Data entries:
--- begin ---

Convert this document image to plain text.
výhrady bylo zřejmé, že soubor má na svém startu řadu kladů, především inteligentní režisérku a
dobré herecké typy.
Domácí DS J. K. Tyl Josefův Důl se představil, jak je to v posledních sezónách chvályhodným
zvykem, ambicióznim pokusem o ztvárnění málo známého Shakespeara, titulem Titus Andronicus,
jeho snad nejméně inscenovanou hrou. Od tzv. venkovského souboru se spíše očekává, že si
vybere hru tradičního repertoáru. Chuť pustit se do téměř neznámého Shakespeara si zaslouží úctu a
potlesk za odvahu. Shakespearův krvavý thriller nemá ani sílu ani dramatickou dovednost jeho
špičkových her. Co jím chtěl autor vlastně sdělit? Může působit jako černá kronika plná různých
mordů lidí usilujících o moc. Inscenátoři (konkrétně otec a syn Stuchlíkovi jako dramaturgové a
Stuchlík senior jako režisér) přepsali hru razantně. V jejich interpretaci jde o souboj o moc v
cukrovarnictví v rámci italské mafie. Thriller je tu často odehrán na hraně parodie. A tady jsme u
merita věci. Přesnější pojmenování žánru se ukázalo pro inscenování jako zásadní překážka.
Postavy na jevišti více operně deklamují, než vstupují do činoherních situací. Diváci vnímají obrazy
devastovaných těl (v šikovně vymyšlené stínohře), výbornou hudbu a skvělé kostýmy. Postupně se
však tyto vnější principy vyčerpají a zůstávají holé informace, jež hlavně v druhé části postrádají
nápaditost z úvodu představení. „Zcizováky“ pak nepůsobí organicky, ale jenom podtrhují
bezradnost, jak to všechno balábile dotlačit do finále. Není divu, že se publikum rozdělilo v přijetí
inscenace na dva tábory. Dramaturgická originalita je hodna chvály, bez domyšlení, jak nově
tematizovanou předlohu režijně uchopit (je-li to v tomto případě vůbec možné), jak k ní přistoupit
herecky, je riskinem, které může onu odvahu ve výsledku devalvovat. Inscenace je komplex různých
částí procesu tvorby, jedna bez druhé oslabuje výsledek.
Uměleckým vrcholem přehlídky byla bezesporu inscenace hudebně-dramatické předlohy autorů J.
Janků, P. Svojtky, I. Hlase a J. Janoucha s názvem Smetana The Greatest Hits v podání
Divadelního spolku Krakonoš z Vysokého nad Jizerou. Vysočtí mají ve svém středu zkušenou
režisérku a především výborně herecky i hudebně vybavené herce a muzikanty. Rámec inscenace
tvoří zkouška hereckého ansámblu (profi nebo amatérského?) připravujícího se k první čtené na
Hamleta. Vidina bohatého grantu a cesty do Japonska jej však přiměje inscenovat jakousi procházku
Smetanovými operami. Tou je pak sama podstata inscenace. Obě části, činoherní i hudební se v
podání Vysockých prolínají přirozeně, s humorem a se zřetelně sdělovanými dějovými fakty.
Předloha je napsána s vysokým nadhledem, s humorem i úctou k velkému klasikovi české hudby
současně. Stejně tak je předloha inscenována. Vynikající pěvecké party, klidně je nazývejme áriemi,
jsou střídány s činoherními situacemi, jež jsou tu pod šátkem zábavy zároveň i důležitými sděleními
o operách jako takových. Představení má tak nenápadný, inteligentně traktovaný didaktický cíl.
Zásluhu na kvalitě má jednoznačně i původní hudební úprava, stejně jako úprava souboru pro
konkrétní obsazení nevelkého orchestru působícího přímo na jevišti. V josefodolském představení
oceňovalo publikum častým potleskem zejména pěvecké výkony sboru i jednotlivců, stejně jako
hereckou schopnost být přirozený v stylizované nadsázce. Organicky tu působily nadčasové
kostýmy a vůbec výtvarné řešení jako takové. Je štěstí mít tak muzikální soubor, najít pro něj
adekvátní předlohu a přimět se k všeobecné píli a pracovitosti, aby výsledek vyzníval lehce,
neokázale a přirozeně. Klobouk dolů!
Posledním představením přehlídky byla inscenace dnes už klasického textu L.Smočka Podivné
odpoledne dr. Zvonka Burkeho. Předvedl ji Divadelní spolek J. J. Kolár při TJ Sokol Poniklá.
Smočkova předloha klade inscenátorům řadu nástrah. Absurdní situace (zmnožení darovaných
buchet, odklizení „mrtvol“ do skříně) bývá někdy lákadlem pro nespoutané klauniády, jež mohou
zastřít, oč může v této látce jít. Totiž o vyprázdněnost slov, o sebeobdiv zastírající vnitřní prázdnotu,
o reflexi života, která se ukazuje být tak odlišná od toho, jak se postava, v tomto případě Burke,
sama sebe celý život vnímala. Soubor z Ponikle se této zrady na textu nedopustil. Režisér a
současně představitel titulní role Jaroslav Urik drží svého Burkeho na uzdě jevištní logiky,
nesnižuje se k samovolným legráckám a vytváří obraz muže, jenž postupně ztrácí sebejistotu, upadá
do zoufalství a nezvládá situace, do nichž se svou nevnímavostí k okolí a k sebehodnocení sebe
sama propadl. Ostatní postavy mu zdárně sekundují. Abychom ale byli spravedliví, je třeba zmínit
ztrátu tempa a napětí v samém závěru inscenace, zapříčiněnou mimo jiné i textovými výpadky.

--- end ---

Search the records for the word "publikum", then list every line that has it.

bezradnost, jak to všechno balábile dotlačit do finále. Není divu, že se publikum rozdělilo v přijetí
oceňovalo publikum častým potleskem zejména pěvecké výkony sboru i jednotlivců, stejně jako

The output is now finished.